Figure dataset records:
---

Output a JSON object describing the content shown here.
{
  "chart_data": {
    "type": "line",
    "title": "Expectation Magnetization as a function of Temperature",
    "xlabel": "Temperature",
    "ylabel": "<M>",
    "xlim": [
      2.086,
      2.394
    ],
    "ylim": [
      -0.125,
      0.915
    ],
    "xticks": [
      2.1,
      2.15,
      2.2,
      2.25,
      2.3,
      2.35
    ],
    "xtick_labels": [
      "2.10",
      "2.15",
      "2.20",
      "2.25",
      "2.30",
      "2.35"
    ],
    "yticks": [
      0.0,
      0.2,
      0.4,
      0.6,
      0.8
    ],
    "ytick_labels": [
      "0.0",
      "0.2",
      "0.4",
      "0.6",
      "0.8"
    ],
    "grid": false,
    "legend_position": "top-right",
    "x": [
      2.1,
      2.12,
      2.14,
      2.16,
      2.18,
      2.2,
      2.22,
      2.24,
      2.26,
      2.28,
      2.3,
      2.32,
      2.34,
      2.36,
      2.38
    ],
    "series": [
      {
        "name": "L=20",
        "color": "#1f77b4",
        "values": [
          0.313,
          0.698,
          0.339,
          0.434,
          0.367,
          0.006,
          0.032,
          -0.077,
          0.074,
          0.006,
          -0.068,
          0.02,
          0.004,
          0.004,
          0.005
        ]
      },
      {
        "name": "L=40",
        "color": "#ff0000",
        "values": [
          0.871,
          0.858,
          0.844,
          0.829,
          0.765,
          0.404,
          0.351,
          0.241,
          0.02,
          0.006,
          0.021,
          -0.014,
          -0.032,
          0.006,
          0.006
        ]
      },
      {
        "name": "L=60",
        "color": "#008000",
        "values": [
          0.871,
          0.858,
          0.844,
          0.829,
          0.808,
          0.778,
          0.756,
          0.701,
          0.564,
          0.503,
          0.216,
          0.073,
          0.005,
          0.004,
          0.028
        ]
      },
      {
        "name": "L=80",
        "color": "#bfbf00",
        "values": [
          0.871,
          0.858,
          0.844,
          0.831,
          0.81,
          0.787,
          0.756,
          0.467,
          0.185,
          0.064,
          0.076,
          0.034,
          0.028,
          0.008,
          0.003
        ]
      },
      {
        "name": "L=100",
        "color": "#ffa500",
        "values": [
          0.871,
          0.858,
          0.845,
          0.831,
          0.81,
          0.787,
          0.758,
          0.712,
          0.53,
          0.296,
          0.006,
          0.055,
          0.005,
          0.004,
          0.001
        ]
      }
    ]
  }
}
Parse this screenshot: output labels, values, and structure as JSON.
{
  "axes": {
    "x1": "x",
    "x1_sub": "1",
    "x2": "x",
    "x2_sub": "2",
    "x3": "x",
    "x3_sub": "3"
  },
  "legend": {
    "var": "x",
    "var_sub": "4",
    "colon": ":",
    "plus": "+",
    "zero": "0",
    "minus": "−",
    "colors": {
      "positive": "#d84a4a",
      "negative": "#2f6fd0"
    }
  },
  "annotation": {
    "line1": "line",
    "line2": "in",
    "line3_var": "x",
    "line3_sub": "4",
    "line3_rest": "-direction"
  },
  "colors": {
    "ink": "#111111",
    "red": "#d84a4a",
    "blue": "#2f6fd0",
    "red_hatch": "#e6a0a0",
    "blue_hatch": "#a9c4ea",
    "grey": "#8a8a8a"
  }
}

---

● What is expected
Output the listing above without altering a single character.

● Expected answer
Output a JSON object describing the content shown here.
{
  "chart_data": {
    "type": "line",
    "title": "Expectation Magnetization as a function of Temperature",
    "xlabel": "Temperature",
    "ylabel": "<M>",
    "xlim": [
      2.086,
      2.394
    ],
    "ylim": [
      -0.125,
      0.915
    ],
    "xticks": [
      2.1,
      2.15,
      2.2,
      2.25,
      2.3,
      2.35
    ],
    "xtick_labels": [
      "2.10",
      "2.15",
      "2.20",
      "2.25",
      "2.30",
      "2.35"
    ],
    "yticks": [
      0.0,
      0.2,
      0.4,
      0.6,
      0.8
    ],
    "ytick_labels": [
      "0.0",
      "0.2",
      "0.4",
      "0.6",
      "0.8"
    ],
    "grid": false,
    "legend_position": "top-right",
    "x": [
      2.1,
      2.12,
      2.14,
      2.16,
      2.18,
      2.2,
      2.22,
      2.24,
      2.26,
      2.28,
      2.3,
      2.32,
      2.34,
      2.36,
      2.38
    ],
    "series": [
      {
        "name": "L=20",
        "color": "#1f77b4",
        "values": [
          0.313,
          0.698,
          0.339,
          0.434,
          0.367,
          0.006,
          0.032,
          -0.077,
          0.074,
          0.006,
          -0.068,
          0.02,
          0.004,
          0.004,
          0.005
        ]
      },
      {
        "name": "L=40",
        "color": "#ff0000",
        "values": [
          0.871,
          0.858,
          0.844,
          0.829,
          0.765,
          0.404,
          0.351,
          0.241,
          0.02,
          0.006,
          0.021,
          -0.014,
          -0.032,
          0.006,
          0.006
        ]
      },
      {
        "name": "L=60",
        "color": "#008000",
        "values": [
          0.871,
          0.858,
          0.844,
          0.829,
          0.808,
          0.778,
          0.756,
          0.701,
          0.564,
          0.503,
          0.216,
          0.073,
          0.005,
          0.004,
          0.028
        ]
      },
      {
        "name": "L=80",
        "color": "#bfbf00",
        "values": [
          0.871,
          0.858,
          0.844,
          0.831,
          0.81,
          0.787,
          0.756,
          0.467,
          0.185,
          0.064,
          0.076,
          0.034,
          0.028,
          0.008,
          0.003
        ]
      },
      {
        "name": "L=100",
        "color": "#ffa500",
        "values": [
          0.871,
          0.858,
          0.845,
          0.831,
          0.81,
          0.787,
          0.758,
          0.712,
          0.53,
          0.296,
          0.006,
          0.055,
          0.005,
          0.004,
          0.001
        ]
      }
    ]
  }
}
Parse this screenshot: output labels, values, and structure as JSON.
{
  "axes": {
    "x1": "x",
    "x1_sub": "1",
    "x2": "x",
    "x2_sub": "2",
    "x3": "x",
    "x3_sub": "3"
  },
  "legend": {
    "var": "x",
    "var_sub": "4",
    "colon": ":",
    "plus": "+",
    "zero": "0",
    "minus": "−",
    "colors": {
      "positive": "#d84a4a",
      "negative": "#2f6fd0"
    }
  },
  "annotation": {
    "line1": "line",
    "line2": "in",
    "line3_var": "x",
    "line3_sub": "4",
    "line3_rest": "-direction"
  },
  "colors": {
    "ink": "#111111",
    "red": "#d84a4a",
    "blue": "#2f6fd0",
    "red_hatch": "#e6a0a0",
    "blue_hatch": "#a9c4ea",
    "grey": "#8a8a8a"
  }
}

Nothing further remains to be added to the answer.